Rows from a dataset:
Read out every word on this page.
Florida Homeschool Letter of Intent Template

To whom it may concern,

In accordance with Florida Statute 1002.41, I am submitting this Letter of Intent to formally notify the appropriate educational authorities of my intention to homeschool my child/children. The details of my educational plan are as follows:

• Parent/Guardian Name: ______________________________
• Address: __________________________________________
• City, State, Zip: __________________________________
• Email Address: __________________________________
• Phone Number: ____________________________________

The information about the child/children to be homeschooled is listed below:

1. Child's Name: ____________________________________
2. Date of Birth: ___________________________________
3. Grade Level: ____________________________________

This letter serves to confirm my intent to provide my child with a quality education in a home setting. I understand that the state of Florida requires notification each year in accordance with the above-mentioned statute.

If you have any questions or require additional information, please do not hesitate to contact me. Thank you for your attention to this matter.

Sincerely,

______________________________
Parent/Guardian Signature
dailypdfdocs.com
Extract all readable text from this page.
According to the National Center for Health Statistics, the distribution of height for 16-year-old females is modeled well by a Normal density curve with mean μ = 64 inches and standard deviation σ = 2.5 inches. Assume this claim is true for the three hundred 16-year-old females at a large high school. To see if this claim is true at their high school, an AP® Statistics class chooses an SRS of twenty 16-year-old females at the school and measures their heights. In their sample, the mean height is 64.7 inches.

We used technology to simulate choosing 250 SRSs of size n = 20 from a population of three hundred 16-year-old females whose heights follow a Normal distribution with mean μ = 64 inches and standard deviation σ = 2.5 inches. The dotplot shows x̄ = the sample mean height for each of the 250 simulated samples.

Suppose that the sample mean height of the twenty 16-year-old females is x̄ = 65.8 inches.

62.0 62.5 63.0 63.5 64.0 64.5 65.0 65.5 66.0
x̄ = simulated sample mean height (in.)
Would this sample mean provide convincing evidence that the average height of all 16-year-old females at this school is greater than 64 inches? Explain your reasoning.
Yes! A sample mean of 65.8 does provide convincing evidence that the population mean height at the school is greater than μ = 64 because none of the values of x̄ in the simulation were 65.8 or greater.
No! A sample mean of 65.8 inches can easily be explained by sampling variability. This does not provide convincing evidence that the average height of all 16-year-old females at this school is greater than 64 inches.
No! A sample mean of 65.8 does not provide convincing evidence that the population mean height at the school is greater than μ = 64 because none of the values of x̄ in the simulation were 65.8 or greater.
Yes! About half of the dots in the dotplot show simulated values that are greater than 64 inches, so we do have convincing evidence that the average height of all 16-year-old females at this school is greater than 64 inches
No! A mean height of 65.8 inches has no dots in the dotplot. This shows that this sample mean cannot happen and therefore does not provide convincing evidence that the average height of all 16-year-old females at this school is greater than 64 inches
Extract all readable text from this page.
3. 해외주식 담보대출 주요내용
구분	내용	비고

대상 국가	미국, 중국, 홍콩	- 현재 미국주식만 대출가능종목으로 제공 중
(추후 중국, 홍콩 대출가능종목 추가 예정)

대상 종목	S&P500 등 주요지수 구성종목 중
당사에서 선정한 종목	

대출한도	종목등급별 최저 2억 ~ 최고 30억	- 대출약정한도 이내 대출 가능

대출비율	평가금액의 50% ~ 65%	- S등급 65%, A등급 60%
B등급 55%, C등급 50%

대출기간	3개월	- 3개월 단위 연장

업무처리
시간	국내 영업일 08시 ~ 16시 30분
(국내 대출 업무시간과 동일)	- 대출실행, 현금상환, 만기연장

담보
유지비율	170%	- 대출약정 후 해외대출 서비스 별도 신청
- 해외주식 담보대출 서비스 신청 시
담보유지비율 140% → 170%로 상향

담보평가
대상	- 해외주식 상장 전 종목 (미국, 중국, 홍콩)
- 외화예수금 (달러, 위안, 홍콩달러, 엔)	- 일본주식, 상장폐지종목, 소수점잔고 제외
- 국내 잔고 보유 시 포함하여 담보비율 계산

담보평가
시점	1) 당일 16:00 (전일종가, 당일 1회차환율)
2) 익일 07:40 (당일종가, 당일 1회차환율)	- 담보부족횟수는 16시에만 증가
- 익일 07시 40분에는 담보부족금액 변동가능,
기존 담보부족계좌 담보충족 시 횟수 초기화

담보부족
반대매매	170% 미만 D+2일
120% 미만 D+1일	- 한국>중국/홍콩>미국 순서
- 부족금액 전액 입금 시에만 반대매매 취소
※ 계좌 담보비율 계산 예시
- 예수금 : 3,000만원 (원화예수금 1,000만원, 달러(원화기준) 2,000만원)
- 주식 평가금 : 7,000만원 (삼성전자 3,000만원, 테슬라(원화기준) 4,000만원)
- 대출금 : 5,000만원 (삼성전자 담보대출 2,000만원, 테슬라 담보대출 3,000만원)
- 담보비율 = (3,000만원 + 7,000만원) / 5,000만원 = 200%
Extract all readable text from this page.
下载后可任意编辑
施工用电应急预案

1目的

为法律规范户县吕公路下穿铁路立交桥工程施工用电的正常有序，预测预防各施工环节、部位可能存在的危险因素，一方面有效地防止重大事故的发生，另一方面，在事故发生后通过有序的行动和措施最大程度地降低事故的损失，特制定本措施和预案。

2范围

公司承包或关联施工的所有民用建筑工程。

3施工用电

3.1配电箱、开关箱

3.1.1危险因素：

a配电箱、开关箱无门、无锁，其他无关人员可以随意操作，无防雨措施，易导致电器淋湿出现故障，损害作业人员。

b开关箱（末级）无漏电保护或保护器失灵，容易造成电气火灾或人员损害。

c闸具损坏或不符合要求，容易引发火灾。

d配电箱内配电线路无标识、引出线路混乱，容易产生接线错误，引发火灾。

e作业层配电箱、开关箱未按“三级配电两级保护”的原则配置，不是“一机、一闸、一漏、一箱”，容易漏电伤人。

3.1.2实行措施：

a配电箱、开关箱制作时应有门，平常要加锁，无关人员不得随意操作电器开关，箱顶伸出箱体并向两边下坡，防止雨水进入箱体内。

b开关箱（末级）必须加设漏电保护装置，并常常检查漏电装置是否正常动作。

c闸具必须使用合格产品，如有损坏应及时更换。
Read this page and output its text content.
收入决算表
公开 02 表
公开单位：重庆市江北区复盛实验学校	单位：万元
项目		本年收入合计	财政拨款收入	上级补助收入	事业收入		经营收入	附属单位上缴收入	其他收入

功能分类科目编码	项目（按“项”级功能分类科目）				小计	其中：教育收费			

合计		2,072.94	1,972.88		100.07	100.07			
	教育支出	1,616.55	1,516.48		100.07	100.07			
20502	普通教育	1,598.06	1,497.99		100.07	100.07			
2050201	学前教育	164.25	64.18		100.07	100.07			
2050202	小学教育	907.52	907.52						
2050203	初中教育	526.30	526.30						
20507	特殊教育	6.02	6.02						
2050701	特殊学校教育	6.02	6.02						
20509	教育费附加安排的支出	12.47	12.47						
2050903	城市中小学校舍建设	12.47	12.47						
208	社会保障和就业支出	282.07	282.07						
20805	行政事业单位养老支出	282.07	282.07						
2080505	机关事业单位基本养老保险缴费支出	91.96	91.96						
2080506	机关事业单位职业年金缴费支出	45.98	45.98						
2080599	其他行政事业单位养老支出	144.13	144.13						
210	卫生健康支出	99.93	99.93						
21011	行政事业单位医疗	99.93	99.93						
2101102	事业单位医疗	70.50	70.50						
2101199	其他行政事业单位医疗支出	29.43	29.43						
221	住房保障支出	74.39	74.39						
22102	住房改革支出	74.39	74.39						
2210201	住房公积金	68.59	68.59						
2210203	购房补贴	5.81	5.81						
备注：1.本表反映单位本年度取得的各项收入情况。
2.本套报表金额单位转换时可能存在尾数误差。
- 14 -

→ **What the task asks**: Repeat the records above exactly as they appear.

→ **Answer in full**:
Read out every word on this page.
Florida Homeschool Letter of Intent Template

To whom it may concern,

In accordance with Florida Statute 1002.41, I am submitting this Letter of Intent to formally notify the appropriate educational authorities of my intention to homeschool my child/children. The details of my educational plan are as follows:

• Parent/Guardian Name: ______________________________
• Address: __________________________________________
• City, State, Zip: __________________________________
• Email Address: __________________________________
• Phone Number: ____________________________________

The information about the child/children to be homeschooled is listed below:

1. Child's Name: ____________________________________
2. Date of Birth: ___________________________________
3. Grade Level: ____________________________________

This letter serves to confirm my intent to provide my child with a quality education in a home setting. I understand that the state of Florida requires notification each year in accordance with the above-mentioned statute.

If you have any questions or require additional information, please do not hesitate to contact me. Thank you for your attention to this matter.

Sincerely,

______________________________
Parent/Guardian Signature
dailypdfdocs.com
Extract all readable text from this page.
According to the National Center for Health Statistics, the distribution of height for 16-year-old females is modeled well by a Normal density curve with mean μ = 64 inches and standard deviation σ = 2.5 inches. Assume this claim is true for the three hundred 16-year-old females at a large high school. To see if this claim is true at their high school, an AP® Statistics class chooses an SRS of twenty 16-year-old females at the school and measures their heights. In their sample, the mean height is 64.7 inches.

We used technology to simulate choosing 250 SRSs of size n = 20 from a population of three hundred 16-year-old females whose heights follow a Normal distribution with mean μ = 64 inches and standard deviation σ = 2.5 inches. The dotplot shows x̄ = the sample mean height for each of the 250 simulated samples.

Suppose that the sample mean height of the twenty 16-year-old females is x̄ = 65.8 inches.

62.0 62.5 63.0 63.5 64.0 64.5 65.0 65.5 66.0
x̄ = simulated sample mean height (in.)
Would this sample mean provide convincing evidence that the average height of all 16-year-old females at this school is greater than 64 inches? Explain your reasoning.
Yes! A sample mean of 65.8 does provide convincing evidence that the population mean height at the school is greater than μ = 64 because none of the values of x̄ in the simulation were 65.8 or greater.
No! A sample mean of 65.8 inches can easily be explained by sampling variability. This does not provide convincing evidence that the average height of all 16-year-old females at this school is greater than 64 inches.
No! A sample mean of 65.8 does not provide convincing evidence that the population mean height at the school is greater than μ = 64 because none of the values of x̄ in the simulation were 65.8 or greater.
Yes! About half of the dots in the dotplot show simulated values that are greater than 64 inches, so we do have convincing evidence that the average height of all 16-year-old females at this school is greater than 64 inches
No! A mean height of 65.8 inches has no dots in the dotplot. This shows that this sample mean cannot happen and therefore does not provide convincing evidence that the average height of all 16-year-old females at this school is greater than 64 inches
Extract all readable text from this page.
3. 해외주식 담보대출 주요내용
구분	내용	비고

대상 국가	미국, 중국, 홍콩	- 현재 미국주식만 대출가능종목으로 제공 중
(추후 중국, 홍콩 대출가능종목 추가 예정)

대상 종목	S&P500 등 주요지수 구성종목 중
당사에서 선정한 종목	

대출한도	종목등급별 최저 2억 ~ 최고 30억	- 대출약정한도 이내 대출 가능

대출비율	평가금액의 50% ~ 65%	- S등급 65%, A등급 60%
B등급 55%, C등급 50%

대출기간	3개월	- 3개월 단위 연장

업무처리
시간	국내 영업일 08시 ~ 16시 30분
(국내 대출 업무시간과 동일)	- 대출실행, 현금상환, 만기연장

담보
유지비율	170%	- 대출약정 후 해외대출 서비스 별도 신청
- 해외주식 담보대출 서비스 신청 시
담보유지비율 140% → 170%로 상향

담보평가
대상	- 해외주식 상장 전 종목 (미국, 중국, 홍콩)
- 외화예수금 (달러, 위안, 홍콩달러, 엔)	- 일본주식, 상장폐지종목, 소수점잔고 제외
- 국내 잔고 보유 시 포함하여 담보비율 계산

담보평가
시점	1) 당일 16:00 (전일종가, 당일 1회차환율)
2) 익일 07:40 (당일종가, 당일 1회차환율)	- 담보부족횟수는 16시에만 증가
- 익일 07시 40분에는 담보부족금액 변동가능,
기존 담보부족계좌 담보충족 시 횟수 초기화

담보부족
반대매매	170% 미만 D+2일
120% 미만 D+1일	- 한국>중국/홍콩>미국 순서
- 부족금액 전액 입금 시에만 반대매매 취소
※ 계좌 담보비율 계산 예시
- 예수금 : 3,000만원 (원화예수금 1,000만원, 달러(원화기준) 2,000만원)
- 주식 평가금 : 7,000만원 (삼성전자 3,000만원, 테슬라(원화기준) 4,000만원)
- 대출금 : 5,000만원 (삼성전자 담보대출 2,000만원, 테슬라 담보대출 3,000만원)
- 담보비율 = (3,000만원 + 7,000만원) / 5,000만원 = 200%
Extract all readable text from this page.
下载后可任意编辑
施工用电应急预案

1目的

为法律规范户县吕公路下穿铁路立交桥工程施工用电的正常有序，预测预防各施工环节、部位可能存在的危险因素，一方面有效地防止重大事故的发生，另一方面，在事故发生后通过有序的行动和措施最大程度地降低事故的损失，特制定本措施和预案。

2范围

公司承包或关联施工的所有民用建筑工程。

3施工用电

3.1配电箱、开关箱

3.1.1危险因素：

a配电箱、开关箱无门、无锁，其他无关人员可以随意操作，无防雨措施，易导致电器淋湿出现故障，损害作业人员。

b开关箱（末级）无漏电保护或保护器失灵，容易造成电气火灾或人员损害。

c闸具损坏或不符合要求，容易引发火灾。

d配电箱内配电线路无标识、引出线路混乱，容易产生接线错误，引发火灾。

e作业层配电箱、开关箱未按“三级配电两级保护”的原则配置，不是“一机、一闸、一漏、一箱”，容易漏电伤人。

3.1.2实行措施：

a配电箱、开关箱制作时应有门，平常要加锁，无关人员不得随意操作电器开关，箱顶伸出箱体并向两边下坡，防止雨水进入箱体内。

b开关箱（末级）必须加设漏电保护装置，并常常检查漏电装置是否正常动作。

c闸具必须使用合格产品，如有损坏应及时更换。
Read this page and output its text content.
收入决算表
公开 02 表
公开单位：重庆市江北区复盛实验学校	单位：万元
项目		本年收入合计	财政拨款收入	上级补助收入	事业收入		经营收入	附属单位上缴收入	其他收入

功能分类科目编码	项目（按“项”级功能分类科目）				小计	其中：教育收费			

合计		2,072.94	1,972.88		100.07	100.07			
	教育支出	1,616.55	1,516.48		100.07	100.07			
20502	普通教育	1,598.06	1,497.99		100.07	100.07			
2050201	学前教育	164.25	64.18		100.07	100.07			
2050202	小学教育	907.52	907.52						
2050203	初中教育	526.30	526.30						
20507	特殊教育	6.02	6.02						
2050701	特殊学校教育	6.02	6.02						
20509	教育费附加安排的支出	12.47	12.47						
2050903	城市中小学校舍建设	12.47	12.47						
208	社会保障和就业支出	282.07	282.07						
20805	行政事业单位养老支出	282.07	282.07						
2080505	机关事业单位基本养老保险缴费支出	91.96	91.96						
2080506	机关事业单位职业年金缴费支出	45.98	45.98						
2080599	其他行政事业单位养老支出	144.13	144.13						
210	卫生健康支出	99.93	99.93						
21011	行政事业单位医疗	99.93	99.93						
2101102	事业单位医疗	70.50	70.50						
2101199	其他行政事业单位医疗支出	29.43	29.43						
221	住房保障支出	74.39	74.39						
22102	住房改革支出	74.39	74.39						
2210201	住房公积金	68.59	68.59						
2210203	购房补贴	5.81	5.81						
备注：1.本表反映单位本年度取得的各项收入情况。
2.本套报表金额单位转换时可能存在尾数误差。
- 14 -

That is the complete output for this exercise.